■ What to work on: Copy every line that mentions the word "Rund".
*** Stored rows
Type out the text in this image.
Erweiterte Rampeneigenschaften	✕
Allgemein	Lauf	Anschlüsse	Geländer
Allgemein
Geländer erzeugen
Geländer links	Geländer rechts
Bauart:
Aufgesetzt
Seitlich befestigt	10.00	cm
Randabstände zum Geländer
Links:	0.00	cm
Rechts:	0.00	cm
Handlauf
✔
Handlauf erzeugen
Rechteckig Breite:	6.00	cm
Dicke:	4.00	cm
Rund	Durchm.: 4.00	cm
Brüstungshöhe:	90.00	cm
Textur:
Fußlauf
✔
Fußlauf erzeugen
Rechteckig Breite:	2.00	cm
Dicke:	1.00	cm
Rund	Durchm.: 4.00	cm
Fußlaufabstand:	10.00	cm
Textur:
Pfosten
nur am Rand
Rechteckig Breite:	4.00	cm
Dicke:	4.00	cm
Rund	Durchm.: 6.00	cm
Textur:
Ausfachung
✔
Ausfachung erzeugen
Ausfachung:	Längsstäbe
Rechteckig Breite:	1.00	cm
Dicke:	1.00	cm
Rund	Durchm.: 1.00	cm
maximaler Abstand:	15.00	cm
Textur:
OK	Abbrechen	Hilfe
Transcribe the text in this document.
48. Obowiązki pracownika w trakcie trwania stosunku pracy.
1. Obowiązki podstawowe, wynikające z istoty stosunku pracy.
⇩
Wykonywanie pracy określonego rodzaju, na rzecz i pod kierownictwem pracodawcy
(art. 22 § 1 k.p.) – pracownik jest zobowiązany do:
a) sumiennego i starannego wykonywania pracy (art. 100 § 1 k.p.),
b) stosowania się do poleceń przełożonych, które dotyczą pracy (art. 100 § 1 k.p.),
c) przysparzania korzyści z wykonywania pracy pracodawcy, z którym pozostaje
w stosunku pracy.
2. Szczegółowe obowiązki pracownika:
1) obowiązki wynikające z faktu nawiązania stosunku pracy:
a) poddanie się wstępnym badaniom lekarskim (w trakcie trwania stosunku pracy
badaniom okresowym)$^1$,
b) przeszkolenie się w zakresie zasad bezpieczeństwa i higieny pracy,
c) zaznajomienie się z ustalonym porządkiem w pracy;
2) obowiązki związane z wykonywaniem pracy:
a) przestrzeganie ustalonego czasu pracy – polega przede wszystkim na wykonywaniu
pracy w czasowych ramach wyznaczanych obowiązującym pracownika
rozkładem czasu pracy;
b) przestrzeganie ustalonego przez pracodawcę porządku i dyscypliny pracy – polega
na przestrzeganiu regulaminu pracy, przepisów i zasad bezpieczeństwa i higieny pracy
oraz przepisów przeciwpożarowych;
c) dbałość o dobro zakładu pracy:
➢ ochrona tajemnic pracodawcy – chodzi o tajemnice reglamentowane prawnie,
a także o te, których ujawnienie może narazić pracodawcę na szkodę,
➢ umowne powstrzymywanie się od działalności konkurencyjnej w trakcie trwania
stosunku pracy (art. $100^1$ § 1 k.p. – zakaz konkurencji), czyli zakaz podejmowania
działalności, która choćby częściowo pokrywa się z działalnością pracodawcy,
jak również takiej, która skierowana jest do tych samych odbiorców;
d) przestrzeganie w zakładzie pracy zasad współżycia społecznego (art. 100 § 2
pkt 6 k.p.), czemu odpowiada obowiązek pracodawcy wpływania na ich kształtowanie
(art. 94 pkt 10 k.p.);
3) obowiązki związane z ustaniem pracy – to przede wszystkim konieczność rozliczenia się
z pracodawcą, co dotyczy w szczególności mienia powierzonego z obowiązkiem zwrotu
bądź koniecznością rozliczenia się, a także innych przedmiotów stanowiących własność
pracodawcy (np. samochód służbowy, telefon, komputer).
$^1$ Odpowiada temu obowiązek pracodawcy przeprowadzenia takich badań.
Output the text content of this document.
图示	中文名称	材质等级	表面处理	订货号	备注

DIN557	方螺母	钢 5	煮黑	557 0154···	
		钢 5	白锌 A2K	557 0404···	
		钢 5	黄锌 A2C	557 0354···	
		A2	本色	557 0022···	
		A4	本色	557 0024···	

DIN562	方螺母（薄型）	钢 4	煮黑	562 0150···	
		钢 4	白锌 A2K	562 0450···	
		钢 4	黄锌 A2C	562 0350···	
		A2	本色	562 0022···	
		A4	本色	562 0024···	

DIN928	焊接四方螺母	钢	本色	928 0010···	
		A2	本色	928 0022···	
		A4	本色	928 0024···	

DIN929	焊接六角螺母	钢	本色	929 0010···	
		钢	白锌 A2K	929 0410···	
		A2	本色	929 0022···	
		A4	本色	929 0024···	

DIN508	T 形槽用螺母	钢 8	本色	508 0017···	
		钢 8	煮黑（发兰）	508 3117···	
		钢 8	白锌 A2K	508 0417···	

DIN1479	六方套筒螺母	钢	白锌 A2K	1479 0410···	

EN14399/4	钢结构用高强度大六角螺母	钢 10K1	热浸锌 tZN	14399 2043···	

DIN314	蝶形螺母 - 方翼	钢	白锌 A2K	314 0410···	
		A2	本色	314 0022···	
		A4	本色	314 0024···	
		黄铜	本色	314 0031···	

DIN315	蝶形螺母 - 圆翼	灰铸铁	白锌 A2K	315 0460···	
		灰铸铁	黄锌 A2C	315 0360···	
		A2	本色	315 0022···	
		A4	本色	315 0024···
******
■ Solution for this task:
Rund	Durchm.: 4.00	cm
Rund	Durchm.: 4.00	cm
Rund	Durchm.: 6.00	cm
Rund	Durchm.: 1.00	cm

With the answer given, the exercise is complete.